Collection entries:
################
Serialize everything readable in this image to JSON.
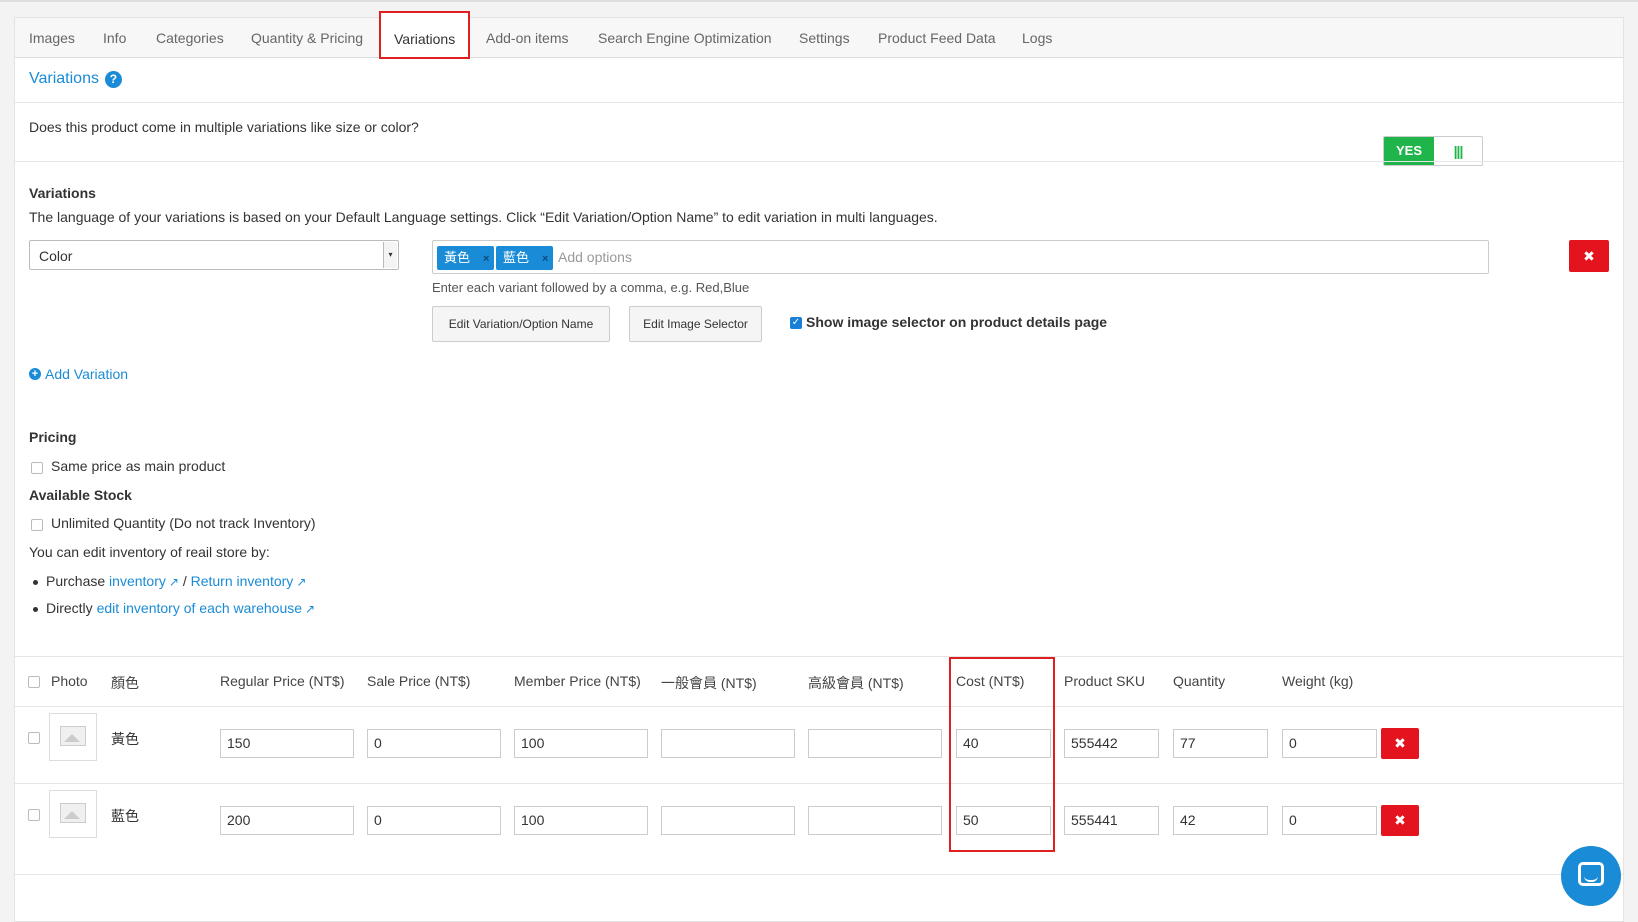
{
  "tabs": [
    {
      "label": "Images"
    },
    {
      "label": "Info"
    },
    {
      "label": "Categories"
    },
    {
      "label": "Quantity & Pricing"
    },
    {
      "label": "Variations"
    },
    {
      "label": "Add-on items"
    },
    {
      "label": "Search Engine Optimization"
    },
    {
      "label": "Settings"
    },
    {
      "label": "Product Feed Data"
    },
    {
      "label": "Logs"
    }
  ],
  "active_tab": "Variations",
  "section": {
    "title": "Variations",
    "help_icon": "?"
  },
  "multi": {
    "question": "Does this product come in multiple variations like size or color?",
    "toggle_yes": "YES",
    "toggle_grip": "|||"
  },
  "variations": {
    "heading": "Variations",
    "description": "The language of your variations is based on your Default Language settings. Click “Edit Variation/Option Name” to edit variation in multi languages.",
    "type_select": "Color",
    "tags": [
      {
        "label": "黃色"
      },
      {
        "label": "藍色"
      }
    ],
    "tag_remove": "×",
    "add_options_placeholder": "Add options",
    "hint": "Enter each variant followed by a comma, e.g. Red,Blue",
    "edit_name_button": "Edit Variation/Option Name",
    "edit_image_button": "Edit Image Selector",
    "show_image_selector_label": "Show image selector on product details page",
    "show_image_selector_checked": true,
    "add_variation": "Add Variation"
  },
  "pricing": {
    "heading": "Pricing",
    "same_price_label": "Same price as main product",
    "stock_heading": "Available Stock",
    "unlimited_label": "Unlimited Quantity (Do not track Inventory)",
    "retail_text": "You can edit inventory of reail store by:",
    "bullet1_prefix": "Purchase",
    "bullet1_link1": "inventory",
    "bullet1_sep": "/",
    "bullet1_link2": "Return inventory",
    "bullet2_prefix": "Directly",
    "bullet2_link": "edit inventory of each warehouse"
  },
  "table": {
    "headers": {
      "photo": "Photo",
      "variant": "顏色",
      "regular": "Regular Price (NT$)",
      "sale": "Sale Price (NT$)",
      "member": "Member Price (NT$)",
      "general": "一般會員 (NT$)",
      "premium": "高級會員 (NT$)",
      "cost": "Cost (NT$)",
      "sku": "Product SKU",
      "quantity": "Quantity",
      "weight": "Weight (kg)"
    },
    "rows": [
      {
        "variant": "黃色",
        "regular": "150",
        "sale": "0",
        "member": "100",
        "general": "",
        "premium": "",
        "cost": "40",
        "sku": "555442",
        "quantity": "77",
        "weight": "0"
      },
      {
        "variant": "藍色",
        "regular": "200",
        "sale": "0",
        "member": "100",
        "general": "",
        "premium": "",
        "cost": "50",
        "sku": "555441",
        "quantity": "42",
        "weight": "0"
      }
    ]
  },
  "delete_symbol": "✖",
  "colors": {
    "accent": "#1a8bd6",
    "danger": "#e3141e",
    "toggle_on": "#1fb54b",
    "highlight": "#e02020"
  }
}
################
_Problem statement_: Output all of the entries verbatim, leaving out any images.

_Finished task_:
Serialize everything readable in this image to JSON.
{
  "tabs": [
    {
      "label": "Images"
    },
    {
      "label": "Info"
    },
    {
      "label": "Categories"
    },
    {
      "label": "Quantity & Pricing"
    },
    {
      "label": "Variations"
    },
    {
      "label": "Add-on items"
    },
    {
      "label": "Search Engine Optimization"
    },
    {
      "label": "Settings"
    },
    {
      "label": "Product Feed Data"
    },
    {
      "label": "Logs"
    }
  ],
  "active_tab": "Variations",
  "section": {
    "title": "Variations",
    "help_icon": "?"
  },
  "multi": {
    "question": "Does this product come in multiple variations like size or color?",
    "toggle_yes": "YES",
    "toggle_grip": "|||"
  },
  "variations": {
    "heading": "Variations",
    "description": "The language of your variations is based on your Default Language settings. Click “Edit Variation/Option Name” to edit variation in multi languages.",
    "type_select": "Color",
    "tags": [
      {
        "label": "黃色"
      },
      {
        "label": "藍色"
      }
    ],
    "tag_remove": "×",
    "add_options_placeholder": "Add options",
    "hint": "Enter each variant followed by a comma, e.g. Red,Blue",
    "edit_name_button": "Edit Variation/Option Name",
    "edit_image_button": "Edit Image Selector",
    "show_image_selector_label": "Show image selector on product details page",
    "show_image_selector_checked": true,
    "add_variation": "Add Variation"
  },
  "pricing": {
    "heading": "Pricing",
    "same_price_label": "Same price as main product",
    "stock_heading": "Available Stock",
    "unlimited_label": "Unlimited Quantity (Do not track Inventory)",
    "retail_text": "You can edit inventory of reail store by:",
    "bullet1_prefix": "Purchase",
    "bullet1_link1": "inventory",
    "bullet1_sep": "/",
    "bullet1_link2": "Return inventory",
    "bullet2_prefix": "Directly",
    "bullet2_link": "edit inventory of each warehouse"
  },
  "table": {
    "headers": {
      "photo": "Photo",
      "variant": "顏色",
      "regular": "Regular Price (NT$)",
      "sale": "Sale Price (NT$)",
      "member": "Member Price (NT$)",
      "general": "一般會員 (NT$)",
      "premium": "高級會員 (NT$)",
      "cost": "Cost (NT$)",
      "sku": "Product SKU",
      "quantity": "Quantity",
      "weight": "Weight (kg)"
    },
    "rows": [
      {
        "variant": "黃色",
        "regular": "150",
        "sale": "0",
        "member": "100",
        "general": "",
        "premium": "",
        "cost": "40",
        "sku": "555442",
        "quantity": "77",
        "weight": "0"
      },
      {
        "variant": "藍色",
        "regular": "200",
        "sale": "0",
        "member": "100",
        "general": "",
        "premium": "",
        "cost": "50",
        "sku": "555441",
        "quantity": "42",
        "weight": "0"
      }
    ]
  },
  "delete_symbol": "✖",
  "colors": {
    "accent": "#1a8bd6",
    "danger": "#e3141e",
    "toggle_on": "#1fb54b",
    "highlight": "#e02020"
  }
}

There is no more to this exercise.